What you have to do — Of the lines below, how many hold the string "Basic"? Give only the number.

Stored data

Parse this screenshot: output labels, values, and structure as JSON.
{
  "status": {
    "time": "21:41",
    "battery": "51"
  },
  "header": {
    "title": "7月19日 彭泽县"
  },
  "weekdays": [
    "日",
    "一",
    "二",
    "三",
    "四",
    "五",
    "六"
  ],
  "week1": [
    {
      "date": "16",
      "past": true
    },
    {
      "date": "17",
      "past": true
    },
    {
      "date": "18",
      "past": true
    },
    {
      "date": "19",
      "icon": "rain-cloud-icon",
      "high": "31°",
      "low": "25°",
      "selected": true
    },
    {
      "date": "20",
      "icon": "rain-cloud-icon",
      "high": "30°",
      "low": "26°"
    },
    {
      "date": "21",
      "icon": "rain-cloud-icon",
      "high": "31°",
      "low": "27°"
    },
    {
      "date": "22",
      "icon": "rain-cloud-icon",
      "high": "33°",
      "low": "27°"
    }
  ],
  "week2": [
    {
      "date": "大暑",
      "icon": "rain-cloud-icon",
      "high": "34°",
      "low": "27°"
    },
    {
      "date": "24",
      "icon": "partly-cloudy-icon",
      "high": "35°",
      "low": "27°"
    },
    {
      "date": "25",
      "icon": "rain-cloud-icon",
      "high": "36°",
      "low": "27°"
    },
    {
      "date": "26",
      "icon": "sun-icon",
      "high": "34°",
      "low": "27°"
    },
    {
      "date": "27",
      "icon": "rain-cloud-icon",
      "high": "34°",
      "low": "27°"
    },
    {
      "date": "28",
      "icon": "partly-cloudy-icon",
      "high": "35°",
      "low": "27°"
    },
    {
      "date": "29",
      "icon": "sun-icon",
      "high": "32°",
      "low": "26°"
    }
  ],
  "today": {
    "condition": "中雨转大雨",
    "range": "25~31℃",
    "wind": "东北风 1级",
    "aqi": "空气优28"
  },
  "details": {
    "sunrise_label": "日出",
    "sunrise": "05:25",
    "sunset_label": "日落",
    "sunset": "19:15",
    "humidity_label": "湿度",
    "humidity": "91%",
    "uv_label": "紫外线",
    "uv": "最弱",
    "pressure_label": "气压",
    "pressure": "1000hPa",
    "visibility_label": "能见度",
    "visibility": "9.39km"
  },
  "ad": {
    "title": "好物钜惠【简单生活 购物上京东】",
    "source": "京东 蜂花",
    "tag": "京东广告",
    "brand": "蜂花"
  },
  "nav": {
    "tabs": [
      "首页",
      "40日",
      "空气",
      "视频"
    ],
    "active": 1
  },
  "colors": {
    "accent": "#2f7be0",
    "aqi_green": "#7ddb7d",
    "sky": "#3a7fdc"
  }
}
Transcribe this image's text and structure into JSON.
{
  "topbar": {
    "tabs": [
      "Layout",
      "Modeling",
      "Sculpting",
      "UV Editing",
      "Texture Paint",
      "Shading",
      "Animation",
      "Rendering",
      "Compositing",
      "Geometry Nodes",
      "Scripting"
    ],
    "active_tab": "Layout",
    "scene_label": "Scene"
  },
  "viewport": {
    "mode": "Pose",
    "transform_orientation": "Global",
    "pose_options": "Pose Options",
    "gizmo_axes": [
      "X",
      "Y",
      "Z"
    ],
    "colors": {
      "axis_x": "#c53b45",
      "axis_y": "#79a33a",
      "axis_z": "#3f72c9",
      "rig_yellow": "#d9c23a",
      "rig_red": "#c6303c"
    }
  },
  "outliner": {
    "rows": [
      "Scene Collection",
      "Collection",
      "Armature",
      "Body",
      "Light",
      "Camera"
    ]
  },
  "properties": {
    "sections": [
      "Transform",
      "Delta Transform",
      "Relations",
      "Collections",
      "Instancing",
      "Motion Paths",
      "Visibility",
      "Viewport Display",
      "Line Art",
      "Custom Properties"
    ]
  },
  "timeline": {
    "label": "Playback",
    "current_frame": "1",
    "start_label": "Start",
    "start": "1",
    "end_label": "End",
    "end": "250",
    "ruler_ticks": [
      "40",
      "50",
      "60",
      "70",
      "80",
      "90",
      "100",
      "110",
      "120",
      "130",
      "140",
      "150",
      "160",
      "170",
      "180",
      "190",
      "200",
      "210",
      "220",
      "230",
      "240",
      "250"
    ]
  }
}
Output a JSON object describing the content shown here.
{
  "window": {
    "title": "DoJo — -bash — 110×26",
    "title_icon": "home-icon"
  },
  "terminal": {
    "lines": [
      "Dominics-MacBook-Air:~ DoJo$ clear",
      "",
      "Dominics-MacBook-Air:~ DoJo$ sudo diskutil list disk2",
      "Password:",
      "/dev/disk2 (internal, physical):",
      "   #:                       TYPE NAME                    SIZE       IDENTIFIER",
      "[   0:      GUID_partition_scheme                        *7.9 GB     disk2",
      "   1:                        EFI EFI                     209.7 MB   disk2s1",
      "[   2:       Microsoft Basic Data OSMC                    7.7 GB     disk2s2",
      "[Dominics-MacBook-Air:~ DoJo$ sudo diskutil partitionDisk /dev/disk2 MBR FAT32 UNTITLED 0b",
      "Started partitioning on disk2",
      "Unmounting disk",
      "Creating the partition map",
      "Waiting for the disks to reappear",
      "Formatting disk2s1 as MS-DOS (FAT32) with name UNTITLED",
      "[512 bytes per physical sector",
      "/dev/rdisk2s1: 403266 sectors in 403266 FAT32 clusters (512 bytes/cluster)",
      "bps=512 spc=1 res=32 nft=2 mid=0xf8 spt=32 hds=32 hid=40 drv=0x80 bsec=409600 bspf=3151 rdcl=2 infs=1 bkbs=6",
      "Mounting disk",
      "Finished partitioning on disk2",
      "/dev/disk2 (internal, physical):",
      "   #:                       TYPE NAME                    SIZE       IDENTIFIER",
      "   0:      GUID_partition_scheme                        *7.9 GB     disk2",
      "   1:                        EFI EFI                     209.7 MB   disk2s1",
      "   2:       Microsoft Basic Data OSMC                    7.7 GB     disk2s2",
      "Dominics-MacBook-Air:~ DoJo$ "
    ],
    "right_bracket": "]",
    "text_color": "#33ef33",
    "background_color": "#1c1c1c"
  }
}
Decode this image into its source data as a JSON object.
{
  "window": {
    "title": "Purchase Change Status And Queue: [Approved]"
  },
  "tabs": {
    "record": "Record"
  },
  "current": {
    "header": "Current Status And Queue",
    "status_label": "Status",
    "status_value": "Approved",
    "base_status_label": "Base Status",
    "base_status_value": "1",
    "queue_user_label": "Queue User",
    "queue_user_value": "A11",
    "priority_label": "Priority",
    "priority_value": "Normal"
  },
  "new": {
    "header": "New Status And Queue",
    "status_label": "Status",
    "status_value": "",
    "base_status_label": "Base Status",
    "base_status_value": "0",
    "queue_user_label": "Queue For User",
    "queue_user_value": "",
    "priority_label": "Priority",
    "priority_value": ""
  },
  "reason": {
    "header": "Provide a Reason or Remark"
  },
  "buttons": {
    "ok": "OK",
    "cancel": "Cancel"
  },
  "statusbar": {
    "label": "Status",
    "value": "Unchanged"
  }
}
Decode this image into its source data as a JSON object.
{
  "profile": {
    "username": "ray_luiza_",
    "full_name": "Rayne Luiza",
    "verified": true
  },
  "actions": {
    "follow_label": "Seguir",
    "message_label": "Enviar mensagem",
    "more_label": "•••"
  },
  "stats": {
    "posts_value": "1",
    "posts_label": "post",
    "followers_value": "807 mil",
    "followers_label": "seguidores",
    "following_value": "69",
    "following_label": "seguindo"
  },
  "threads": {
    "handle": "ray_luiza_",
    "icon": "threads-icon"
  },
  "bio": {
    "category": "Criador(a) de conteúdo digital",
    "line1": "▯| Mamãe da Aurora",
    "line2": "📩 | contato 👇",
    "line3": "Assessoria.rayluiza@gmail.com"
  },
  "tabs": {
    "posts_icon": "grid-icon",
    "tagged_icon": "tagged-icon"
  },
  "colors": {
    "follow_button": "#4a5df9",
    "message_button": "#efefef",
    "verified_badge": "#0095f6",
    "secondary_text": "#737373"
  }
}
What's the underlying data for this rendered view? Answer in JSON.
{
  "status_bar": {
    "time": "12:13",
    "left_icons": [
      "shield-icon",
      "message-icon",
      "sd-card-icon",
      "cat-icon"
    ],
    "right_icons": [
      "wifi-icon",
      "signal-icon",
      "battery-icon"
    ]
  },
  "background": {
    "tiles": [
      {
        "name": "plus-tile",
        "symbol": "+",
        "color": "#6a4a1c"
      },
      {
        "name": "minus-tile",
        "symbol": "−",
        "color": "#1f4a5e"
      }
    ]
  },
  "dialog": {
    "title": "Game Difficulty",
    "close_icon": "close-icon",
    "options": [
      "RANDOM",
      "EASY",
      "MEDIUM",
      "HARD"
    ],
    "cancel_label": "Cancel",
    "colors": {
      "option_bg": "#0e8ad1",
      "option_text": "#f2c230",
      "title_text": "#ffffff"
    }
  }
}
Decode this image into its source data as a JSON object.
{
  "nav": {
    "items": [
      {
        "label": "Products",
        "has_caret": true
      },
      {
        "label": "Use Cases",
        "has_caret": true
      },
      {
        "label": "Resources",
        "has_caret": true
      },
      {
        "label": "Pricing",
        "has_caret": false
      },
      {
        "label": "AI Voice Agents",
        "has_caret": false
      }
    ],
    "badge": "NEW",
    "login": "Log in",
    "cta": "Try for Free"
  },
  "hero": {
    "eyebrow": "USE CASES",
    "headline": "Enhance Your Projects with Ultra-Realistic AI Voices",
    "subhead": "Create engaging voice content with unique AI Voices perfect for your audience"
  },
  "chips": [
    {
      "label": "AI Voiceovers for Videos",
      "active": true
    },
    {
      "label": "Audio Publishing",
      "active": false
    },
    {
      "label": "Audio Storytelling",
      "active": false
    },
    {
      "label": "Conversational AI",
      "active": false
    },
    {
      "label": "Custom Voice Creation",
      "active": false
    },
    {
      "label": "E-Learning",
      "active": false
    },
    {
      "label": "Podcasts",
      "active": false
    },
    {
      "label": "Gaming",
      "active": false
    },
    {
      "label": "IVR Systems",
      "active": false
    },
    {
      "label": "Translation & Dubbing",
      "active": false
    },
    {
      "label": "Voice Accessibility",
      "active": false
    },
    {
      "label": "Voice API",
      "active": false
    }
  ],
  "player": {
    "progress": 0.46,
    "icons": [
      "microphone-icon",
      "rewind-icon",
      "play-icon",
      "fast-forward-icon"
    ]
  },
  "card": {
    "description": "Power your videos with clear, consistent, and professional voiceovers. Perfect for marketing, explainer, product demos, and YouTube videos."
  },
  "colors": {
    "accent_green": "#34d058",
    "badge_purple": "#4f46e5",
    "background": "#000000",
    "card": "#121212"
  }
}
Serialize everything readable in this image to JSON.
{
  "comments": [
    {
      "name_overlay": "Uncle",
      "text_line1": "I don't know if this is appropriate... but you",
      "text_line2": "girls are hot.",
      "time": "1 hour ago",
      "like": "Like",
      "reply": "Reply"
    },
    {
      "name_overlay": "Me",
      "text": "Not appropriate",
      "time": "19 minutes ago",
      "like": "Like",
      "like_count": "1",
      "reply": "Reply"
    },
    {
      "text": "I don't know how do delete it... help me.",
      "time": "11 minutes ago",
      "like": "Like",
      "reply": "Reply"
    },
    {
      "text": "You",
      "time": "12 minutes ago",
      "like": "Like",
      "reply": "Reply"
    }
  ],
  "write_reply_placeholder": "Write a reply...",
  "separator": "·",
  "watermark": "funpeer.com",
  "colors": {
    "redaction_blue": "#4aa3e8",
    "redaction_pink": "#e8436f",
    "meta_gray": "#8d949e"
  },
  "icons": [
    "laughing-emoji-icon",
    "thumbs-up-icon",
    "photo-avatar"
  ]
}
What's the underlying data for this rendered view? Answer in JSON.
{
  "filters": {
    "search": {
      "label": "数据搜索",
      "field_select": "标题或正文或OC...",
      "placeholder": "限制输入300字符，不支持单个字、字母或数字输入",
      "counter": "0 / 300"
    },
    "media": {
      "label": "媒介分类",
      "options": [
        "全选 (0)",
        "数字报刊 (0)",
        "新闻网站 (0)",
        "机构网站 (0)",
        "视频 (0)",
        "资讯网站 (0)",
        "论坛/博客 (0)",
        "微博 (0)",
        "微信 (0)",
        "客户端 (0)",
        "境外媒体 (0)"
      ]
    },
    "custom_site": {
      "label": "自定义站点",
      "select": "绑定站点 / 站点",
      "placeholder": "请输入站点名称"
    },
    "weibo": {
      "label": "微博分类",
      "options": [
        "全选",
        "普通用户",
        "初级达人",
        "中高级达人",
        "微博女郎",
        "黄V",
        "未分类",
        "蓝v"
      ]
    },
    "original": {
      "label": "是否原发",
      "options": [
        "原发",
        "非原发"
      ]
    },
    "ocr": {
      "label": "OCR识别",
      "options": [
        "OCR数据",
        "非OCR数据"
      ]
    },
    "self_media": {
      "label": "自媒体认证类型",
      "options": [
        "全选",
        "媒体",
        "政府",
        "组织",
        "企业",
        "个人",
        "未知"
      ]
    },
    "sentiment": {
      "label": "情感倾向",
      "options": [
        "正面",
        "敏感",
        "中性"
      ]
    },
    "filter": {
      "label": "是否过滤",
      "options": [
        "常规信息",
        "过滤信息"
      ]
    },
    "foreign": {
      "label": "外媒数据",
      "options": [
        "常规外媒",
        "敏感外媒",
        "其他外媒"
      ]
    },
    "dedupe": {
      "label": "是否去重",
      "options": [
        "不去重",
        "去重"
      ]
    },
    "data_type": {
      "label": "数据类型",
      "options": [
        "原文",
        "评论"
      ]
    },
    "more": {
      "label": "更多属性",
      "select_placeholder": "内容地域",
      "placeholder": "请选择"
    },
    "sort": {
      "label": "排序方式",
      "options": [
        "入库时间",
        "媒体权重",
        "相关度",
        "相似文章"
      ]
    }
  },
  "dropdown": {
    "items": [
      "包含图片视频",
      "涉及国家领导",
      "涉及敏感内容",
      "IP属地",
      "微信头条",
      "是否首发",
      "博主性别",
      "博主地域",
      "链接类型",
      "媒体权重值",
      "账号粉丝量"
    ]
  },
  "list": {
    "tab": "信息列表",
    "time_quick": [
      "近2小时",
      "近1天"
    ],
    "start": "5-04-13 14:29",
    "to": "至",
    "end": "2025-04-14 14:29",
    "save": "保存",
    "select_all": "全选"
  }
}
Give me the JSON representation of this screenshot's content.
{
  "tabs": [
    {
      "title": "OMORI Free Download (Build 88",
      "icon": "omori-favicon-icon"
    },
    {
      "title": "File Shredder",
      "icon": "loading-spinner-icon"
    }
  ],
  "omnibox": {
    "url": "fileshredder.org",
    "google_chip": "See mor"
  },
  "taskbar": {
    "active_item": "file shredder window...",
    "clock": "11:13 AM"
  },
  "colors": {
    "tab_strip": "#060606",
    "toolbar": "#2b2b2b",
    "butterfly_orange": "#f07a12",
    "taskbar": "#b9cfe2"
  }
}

Problem solution — 2